Data drawn from a collection:

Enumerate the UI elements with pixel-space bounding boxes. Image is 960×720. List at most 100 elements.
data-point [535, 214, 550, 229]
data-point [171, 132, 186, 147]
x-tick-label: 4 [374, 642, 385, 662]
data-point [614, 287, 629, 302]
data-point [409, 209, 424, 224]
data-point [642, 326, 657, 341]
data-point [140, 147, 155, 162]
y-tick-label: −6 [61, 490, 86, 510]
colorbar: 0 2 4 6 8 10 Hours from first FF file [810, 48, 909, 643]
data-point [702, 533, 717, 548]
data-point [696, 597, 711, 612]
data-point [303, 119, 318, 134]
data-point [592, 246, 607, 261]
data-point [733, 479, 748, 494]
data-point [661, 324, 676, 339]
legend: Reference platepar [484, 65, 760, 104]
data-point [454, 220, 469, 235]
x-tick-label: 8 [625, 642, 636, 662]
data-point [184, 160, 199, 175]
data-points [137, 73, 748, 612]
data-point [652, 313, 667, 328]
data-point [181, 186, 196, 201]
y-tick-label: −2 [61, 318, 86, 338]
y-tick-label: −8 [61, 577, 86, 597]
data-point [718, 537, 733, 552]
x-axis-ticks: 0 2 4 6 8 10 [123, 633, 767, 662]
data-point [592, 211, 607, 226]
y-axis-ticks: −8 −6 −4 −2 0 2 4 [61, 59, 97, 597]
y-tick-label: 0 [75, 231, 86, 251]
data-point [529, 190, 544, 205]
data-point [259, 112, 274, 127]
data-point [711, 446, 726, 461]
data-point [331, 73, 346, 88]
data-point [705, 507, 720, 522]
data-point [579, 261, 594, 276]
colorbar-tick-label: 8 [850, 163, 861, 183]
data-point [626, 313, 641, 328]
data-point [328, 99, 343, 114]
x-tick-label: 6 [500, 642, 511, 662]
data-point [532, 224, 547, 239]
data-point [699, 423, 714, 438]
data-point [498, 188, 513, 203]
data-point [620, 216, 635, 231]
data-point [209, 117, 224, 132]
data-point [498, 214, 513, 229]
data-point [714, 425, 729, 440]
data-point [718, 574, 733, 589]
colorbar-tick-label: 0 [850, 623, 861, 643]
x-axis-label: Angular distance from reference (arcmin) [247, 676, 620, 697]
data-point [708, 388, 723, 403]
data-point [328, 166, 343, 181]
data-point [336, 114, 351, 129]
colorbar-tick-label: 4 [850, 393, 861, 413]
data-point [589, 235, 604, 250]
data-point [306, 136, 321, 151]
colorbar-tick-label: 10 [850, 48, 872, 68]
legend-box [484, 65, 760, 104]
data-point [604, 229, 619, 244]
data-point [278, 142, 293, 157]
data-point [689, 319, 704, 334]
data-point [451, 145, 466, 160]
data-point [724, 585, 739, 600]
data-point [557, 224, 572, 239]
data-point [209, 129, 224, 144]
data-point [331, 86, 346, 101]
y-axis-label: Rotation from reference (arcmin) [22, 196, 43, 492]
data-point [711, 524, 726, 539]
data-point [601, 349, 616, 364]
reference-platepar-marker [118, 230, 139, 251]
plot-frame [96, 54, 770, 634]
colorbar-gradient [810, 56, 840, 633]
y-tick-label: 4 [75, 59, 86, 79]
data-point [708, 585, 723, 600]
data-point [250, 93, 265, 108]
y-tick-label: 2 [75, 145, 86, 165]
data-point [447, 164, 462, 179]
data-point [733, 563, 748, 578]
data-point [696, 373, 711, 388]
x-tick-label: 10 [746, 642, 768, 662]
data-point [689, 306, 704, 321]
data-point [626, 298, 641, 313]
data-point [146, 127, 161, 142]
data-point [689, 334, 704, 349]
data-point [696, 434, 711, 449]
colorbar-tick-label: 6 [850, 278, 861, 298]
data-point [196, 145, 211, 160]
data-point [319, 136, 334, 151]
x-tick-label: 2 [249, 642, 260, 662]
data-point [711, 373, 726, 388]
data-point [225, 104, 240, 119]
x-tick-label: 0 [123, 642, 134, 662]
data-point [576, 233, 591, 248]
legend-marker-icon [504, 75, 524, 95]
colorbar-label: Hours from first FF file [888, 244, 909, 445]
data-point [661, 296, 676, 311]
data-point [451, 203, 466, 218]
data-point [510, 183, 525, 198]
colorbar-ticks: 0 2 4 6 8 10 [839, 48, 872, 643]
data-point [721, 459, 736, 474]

▶ _EXERCISE INSTRUCTIONS_
Can you reproduce the material above line for line, with every character unchanged?

▶ _OUTPUT BELOW_
Enumerate the UI elements with pixel-space bounding boxes. Image is 960×720. List at most 100 elements.
data-point [535, 214, 550, 229]
data-point [171, 132, 186, 147]
x-tick-label: 4 [374, 642, 385, 662]
data-point [614, 287, 629, 302]
data-point [409, 209, 424, 224]
data-point [642, 326, 657, 341]
data-point [140, 147, 155, 162]
y-tick-label: −6 [61, 490, 86, 510]
colorbar: 0 2 4 6 8 10 Hours from first FF file [810, 48, 909, 643]
data-point [702, 533, 717, 548]
data-point [696, 597, 711, 612]
data-point [303, 119, 318, 134]
data-point [592, 246, 607, 261]
data-point [733, 479, 748, 494]
data-point [661, 324, 676, 339]
legend: Reference platepar [484, 65, 760, 104]
data-point [454, 220, 469, 235]
x-tick-label: 8 [625, 642, 636, 662]
data-point [184, 160, 199, 175]
data-points [137, 73, 748, 612]
data-point [652, 313, 667, 328]
data-point [181, 186, 196, 201]
y-tick-label: −2 [61, 318, 86, 338]
y-tick-label: −8 [61, 577, 86, 597]
data-point [718, 537, 733, 552]
x-axis-ticks: 0 2 4 6 8 10 [123, 633, 767, 662]
data-point [592, 211, 607, 226]
y-axis-ticks: −8 −6 −4 −2 0 2 4 [61, 59, 97, 597]
y-tick-label: 0 [75, 231, 86, 251]
data-point [529, 190, 544, 205]
data-point [259, 112, 274, 127]
data-point [711, 446, 726, 461]
data-point [331, 73, 346, 88]
data-point [705, 507, 720, 522]
data-point [579, 261, 594, 276]
colorbar-tick-label: 8 [850, 163, 861, 183]
data-point [626, 313, 641, 328]
data-point [328, 99, 343, 114]
x-tick-label: 6 [500, 642, 511, 662]
data-point [532, 224, 547, 239]
data-point [699, 423, 714, 438]
data-point [498, 188, 513, 203]
data-point [620, 216, 635, 231]
data-point [209, 117, 224, 132]
data-point [498, 214, 513, 229]
data-point [714, 425, 729, 440]
data-point [718, 574, 733, 589]
colorbar-tick-label: 0 [850, 623, 861, 643]
x-axis-label: Angular distance from reference (arcmin) [247, 676, 620, 697]
data-point [708, 388, 723, 403]
data-point [328, 166, 343, 181]
data-point [336, 114, 351, 129]
colorbar-tick-label: 4 [850, 393, 861, 413]
data-point [589, 235, 604, 250]
data-point [306, 136, 321, 151]
colorbar-tick-label: 10 [850, 48, 872, 68]
legend-box [484, 65, 760, 104]
data-point [604, 229, 619, 244]
data-point [278, 142, 293, 157]
data-point [689, 319, 704, 334]
data-point [451, 145, 466, 160]
data-point [724, 585, 739, 600]
data-point [557, 224, 572, 239]
data-point [209, 129, 224, 144]
data-point [331, 86, 346, 101]
y-axis-label: Rotation from reference (arcmin) [22, 196, 43, 492]
data-point [711, 524, 726, 539]
data-point [601, 349, 616, 364]
reference-platepar-marker [118, 230, 139, 251]
plot-frame [96, 54, 770, 634]
colorbar-gradient [810, 56, 840, 633]
y-tick-label: 4 [75, 59, 86, 79]
data-point [708, 585, 723, 600]
data-point [250, 93, 265, 108]
y-tick-label: 2 [75, 145, 86, 165]
data-point [447, 164, 462, 179]
data-point [733, 563, 748, 578]
data-point [696, 373, 711, 388]
x-tick-label: 10 [746, 642, 768, 662]
data-point [689, 306, 704, 321]
data-point [626, 298, 641, 313]
data-point [146, 127, 161, 142]
data-point [689, 334, 704, 349]
data-point [696, 434, 711, 449]
colorbar-tick-label: 6 [850, 278, 861, 298]
data-point [196, 145, 211, 160]
data-point [319, 136, 334, 151]
x-tick-label: 2 [249, 642, 260, 662]
data-point [711, 373, 726, 388]
data-point [225, 104, 240, 119]
x-tick-label: 0 [123, 642, 134, 662]
data-point [576, 233, 591, 248]
legend-marker-icon [504, 75, 524, 95]
colorbar-label: Hours from first FF file [888, 244, 909, 445]
data-point [661, 296, 676, 311]
data-point [451, 203, 466, 218]
data-point [510, 183, 525, 198]
colorbar-ticks: 0 2 4 6 8 10 [839, 48, 872, 643]
data-point [721, 459, 736, 474]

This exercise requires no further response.